▶ _REQUEST_
Identify every line in the records below that contains the word "text", and reproduce each one.
***** RECORDS SUPPLIED *****
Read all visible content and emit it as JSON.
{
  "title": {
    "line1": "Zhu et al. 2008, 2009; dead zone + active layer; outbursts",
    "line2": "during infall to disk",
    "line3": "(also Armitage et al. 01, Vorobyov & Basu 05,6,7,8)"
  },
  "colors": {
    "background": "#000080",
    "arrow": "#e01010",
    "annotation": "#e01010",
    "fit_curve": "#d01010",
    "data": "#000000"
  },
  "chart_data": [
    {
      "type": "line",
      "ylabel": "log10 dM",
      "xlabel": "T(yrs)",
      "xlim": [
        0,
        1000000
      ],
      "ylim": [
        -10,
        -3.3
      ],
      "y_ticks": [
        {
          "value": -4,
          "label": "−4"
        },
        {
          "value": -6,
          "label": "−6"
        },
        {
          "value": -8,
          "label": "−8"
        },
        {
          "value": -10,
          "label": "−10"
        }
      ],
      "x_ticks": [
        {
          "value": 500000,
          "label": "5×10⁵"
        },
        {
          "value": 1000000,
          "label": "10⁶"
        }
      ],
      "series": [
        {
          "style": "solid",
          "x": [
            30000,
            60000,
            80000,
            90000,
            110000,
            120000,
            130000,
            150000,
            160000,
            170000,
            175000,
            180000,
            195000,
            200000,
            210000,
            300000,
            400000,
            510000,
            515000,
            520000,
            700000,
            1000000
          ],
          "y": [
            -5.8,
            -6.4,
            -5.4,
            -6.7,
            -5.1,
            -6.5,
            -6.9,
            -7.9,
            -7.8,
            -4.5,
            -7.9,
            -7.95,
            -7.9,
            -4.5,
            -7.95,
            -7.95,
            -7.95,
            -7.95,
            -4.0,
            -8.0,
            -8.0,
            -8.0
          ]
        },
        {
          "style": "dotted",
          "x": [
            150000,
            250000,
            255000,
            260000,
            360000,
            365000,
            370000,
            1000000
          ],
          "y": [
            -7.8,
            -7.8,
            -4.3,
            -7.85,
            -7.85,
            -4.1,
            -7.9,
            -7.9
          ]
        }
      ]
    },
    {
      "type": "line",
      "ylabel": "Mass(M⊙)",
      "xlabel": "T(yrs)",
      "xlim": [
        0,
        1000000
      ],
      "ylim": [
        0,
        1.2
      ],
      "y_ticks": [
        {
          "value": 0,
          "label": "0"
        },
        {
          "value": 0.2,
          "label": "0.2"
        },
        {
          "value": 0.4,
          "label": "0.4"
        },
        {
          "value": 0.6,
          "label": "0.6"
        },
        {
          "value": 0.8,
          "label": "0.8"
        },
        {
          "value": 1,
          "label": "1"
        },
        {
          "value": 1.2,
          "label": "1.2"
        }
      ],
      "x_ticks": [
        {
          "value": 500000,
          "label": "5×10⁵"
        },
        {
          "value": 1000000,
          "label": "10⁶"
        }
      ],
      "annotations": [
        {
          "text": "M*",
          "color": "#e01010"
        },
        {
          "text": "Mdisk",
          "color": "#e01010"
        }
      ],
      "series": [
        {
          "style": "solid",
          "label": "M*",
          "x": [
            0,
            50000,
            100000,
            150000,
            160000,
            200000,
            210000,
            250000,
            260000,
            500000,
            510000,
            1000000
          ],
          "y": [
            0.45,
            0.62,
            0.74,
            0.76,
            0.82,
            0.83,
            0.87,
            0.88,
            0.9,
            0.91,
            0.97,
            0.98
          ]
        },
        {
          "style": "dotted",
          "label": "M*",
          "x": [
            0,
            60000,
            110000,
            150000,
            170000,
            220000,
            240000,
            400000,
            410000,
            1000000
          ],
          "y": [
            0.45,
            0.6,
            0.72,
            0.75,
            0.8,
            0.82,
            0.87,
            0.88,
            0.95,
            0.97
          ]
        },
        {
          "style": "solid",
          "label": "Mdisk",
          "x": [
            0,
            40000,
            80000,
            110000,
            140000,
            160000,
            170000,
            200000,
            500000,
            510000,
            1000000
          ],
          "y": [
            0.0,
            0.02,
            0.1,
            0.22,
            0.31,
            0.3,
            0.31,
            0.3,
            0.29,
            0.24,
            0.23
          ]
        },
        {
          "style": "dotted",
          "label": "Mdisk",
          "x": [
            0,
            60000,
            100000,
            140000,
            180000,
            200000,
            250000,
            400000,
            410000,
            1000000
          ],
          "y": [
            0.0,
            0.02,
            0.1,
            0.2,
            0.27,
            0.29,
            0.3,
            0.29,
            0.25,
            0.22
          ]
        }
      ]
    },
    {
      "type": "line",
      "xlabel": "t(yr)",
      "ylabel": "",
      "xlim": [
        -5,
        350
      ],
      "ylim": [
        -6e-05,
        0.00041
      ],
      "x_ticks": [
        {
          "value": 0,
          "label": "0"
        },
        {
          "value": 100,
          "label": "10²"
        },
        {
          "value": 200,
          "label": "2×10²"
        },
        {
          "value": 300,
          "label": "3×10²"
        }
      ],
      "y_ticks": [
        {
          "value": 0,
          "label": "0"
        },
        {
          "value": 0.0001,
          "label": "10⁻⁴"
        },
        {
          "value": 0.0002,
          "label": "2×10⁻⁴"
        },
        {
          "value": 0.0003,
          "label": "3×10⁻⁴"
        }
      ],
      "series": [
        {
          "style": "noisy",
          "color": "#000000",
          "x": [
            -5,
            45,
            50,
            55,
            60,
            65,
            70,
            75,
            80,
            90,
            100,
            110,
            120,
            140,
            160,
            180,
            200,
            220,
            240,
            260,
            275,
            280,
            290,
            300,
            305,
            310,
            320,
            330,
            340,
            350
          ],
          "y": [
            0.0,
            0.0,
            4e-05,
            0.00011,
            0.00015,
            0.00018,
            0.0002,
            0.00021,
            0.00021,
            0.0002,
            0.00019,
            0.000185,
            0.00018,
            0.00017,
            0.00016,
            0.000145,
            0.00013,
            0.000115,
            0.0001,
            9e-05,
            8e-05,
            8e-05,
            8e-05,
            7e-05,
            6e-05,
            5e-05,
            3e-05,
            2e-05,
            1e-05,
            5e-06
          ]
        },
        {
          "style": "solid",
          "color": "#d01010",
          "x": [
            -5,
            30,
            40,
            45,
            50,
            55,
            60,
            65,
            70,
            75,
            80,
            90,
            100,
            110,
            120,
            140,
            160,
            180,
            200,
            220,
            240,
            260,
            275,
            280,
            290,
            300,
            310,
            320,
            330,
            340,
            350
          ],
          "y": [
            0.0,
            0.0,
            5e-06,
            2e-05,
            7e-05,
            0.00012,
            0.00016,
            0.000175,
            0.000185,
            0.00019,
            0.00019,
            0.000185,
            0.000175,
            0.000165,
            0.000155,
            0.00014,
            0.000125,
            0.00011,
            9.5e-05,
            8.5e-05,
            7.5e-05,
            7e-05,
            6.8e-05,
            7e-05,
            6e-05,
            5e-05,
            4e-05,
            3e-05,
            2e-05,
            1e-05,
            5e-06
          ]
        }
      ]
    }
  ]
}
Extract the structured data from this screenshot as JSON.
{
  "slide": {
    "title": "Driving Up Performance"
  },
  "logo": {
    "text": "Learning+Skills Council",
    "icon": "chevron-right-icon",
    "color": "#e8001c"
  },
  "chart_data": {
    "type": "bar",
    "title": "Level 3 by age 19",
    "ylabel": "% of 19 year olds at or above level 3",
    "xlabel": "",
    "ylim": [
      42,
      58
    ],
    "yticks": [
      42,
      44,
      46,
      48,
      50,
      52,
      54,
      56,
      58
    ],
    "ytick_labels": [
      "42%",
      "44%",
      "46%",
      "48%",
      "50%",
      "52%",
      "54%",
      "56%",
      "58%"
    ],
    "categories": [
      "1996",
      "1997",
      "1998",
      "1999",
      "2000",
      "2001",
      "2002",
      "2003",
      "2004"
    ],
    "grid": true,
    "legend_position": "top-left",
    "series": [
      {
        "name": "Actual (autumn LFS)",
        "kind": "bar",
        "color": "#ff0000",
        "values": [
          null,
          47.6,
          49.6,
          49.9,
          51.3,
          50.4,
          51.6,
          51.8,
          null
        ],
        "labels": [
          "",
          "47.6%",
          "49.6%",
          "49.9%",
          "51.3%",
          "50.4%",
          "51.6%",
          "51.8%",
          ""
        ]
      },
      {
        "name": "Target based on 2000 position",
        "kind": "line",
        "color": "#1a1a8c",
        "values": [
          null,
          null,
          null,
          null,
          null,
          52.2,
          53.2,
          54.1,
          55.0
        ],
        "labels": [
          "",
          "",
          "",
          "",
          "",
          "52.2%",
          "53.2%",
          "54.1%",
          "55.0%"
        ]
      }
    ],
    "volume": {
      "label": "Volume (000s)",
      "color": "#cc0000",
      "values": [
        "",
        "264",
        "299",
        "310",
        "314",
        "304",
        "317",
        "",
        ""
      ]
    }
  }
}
*****
▶ _FULL SOLUTION_
          "text": "M*",
          "text": "Mdisk",
    "text": "Learning+Skills Council",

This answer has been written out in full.